--- WHAT IS BEING ASKED ---
In the lines below, how many hold the word "Sell"? Answer only with the number.

--- DATASET RECORDS ---
..............................

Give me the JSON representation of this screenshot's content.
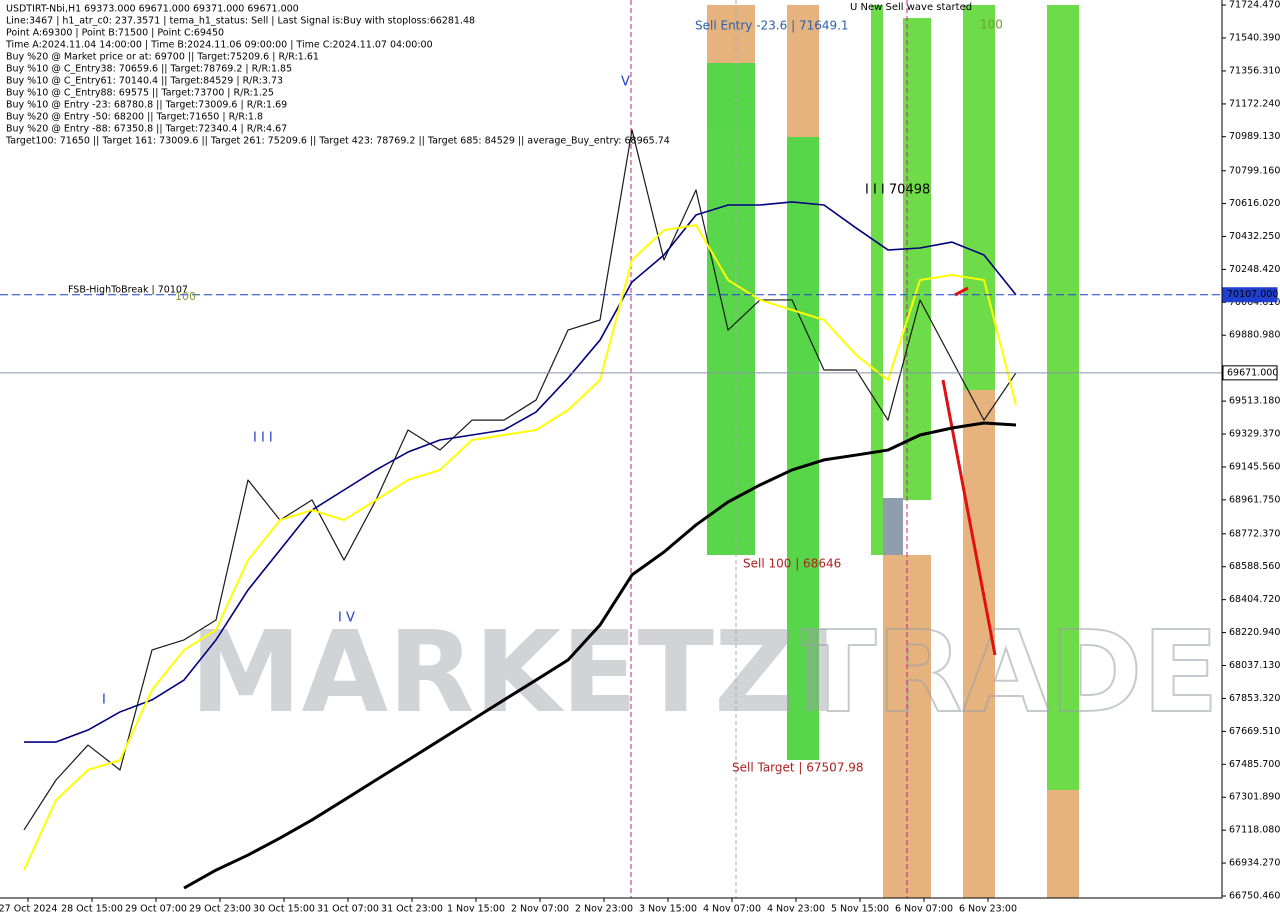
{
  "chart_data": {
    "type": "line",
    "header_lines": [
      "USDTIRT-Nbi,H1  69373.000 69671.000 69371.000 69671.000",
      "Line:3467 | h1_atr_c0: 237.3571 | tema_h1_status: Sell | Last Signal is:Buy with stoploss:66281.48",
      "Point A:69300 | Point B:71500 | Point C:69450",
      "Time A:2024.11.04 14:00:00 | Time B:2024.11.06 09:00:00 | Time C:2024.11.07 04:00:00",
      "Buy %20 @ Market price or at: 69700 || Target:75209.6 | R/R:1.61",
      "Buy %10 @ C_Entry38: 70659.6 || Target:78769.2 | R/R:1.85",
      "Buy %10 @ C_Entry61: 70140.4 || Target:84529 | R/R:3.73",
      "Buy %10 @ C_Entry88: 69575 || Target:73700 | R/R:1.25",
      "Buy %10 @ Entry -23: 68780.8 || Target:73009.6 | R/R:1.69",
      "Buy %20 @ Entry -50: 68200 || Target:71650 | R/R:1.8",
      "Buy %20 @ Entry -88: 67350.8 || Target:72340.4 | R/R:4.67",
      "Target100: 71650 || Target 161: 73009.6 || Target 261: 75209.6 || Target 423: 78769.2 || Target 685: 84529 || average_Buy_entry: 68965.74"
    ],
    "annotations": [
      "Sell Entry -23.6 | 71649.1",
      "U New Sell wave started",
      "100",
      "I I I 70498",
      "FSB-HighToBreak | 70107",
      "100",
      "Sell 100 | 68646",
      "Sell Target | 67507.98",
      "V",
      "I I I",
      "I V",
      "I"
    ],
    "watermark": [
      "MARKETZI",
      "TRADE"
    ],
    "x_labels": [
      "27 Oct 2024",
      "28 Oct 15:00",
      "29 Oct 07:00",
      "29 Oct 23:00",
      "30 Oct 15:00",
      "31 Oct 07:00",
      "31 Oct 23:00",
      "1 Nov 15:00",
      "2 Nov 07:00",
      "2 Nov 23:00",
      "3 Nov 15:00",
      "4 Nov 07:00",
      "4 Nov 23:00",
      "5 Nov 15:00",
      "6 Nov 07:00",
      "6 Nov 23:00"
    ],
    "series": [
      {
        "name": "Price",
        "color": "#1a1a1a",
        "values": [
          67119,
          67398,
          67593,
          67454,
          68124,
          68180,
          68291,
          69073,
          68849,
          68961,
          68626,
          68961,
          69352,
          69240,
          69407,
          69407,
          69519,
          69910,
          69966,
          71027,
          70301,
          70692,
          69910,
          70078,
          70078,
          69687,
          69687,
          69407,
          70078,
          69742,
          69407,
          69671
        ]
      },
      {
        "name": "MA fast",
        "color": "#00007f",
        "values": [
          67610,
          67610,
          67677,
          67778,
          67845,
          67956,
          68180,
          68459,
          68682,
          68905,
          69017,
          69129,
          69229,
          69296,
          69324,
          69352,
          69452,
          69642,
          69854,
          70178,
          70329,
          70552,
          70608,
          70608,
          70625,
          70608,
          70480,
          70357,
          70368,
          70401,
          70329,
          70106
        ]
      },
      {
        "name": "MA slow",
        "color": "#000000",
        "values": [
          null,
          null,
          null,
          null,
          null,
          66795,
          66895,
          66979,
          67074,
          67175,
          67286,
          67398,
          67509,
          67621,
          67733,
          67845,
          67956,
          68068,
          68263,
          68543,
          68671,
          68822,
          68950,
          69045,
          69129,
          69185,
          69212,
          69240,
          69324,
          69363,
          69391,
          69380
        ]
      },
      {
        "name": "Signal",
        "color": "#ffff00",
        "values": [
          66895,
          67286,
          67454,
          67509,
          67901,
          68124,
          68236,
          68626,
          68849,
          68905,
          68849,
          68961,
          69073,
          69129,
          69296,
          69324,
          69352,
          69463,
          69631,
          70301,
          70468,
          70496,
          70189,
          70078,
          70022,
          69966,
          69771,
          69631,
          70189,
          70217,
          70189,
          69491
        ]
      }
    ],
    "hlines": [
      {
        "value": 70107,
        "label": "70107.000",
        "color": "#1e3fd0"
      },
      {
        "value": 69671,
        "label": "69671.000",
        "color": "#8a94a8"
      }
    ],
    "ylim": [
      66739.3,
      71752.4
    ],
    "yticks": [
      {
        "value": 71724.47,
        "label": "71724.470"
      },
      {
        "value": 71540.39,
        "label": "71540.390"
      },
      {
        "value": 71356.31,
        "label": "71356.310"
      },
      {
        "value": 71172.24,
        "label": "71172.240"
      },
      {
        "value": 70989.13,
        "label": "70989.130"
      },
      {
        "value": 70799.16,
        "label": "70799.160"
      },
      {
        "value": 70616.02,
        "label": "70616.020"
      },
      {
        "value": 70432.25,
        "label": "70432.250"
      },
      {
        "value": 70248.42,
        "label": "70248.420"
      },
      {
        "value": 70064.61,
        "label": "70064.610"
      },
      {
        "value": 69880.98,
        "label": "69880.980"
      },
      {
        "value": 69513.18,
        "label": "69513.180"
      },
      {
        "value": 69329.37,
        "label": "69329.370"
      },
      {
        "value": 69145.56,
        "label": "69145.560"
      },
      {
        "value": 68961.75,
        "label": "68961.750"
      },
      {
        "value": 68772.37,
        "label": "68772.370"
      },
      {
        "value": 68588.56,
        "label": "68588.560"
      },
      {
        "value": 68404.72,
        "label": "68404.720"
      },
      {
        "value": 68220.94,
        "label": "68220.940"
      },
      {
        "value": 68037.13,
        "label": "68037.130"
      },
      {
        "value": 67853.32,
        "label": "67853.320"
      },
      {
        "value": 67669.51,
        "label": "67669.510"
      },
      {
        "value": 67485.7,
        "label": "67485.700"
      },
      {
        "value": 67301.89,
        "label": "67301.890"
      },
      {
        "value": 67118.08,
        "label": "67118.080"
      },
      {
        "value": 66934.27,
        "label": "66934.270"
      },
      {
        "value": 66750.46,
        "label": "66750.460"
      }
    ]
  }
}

..............................

--- TASK ANSWER ---
5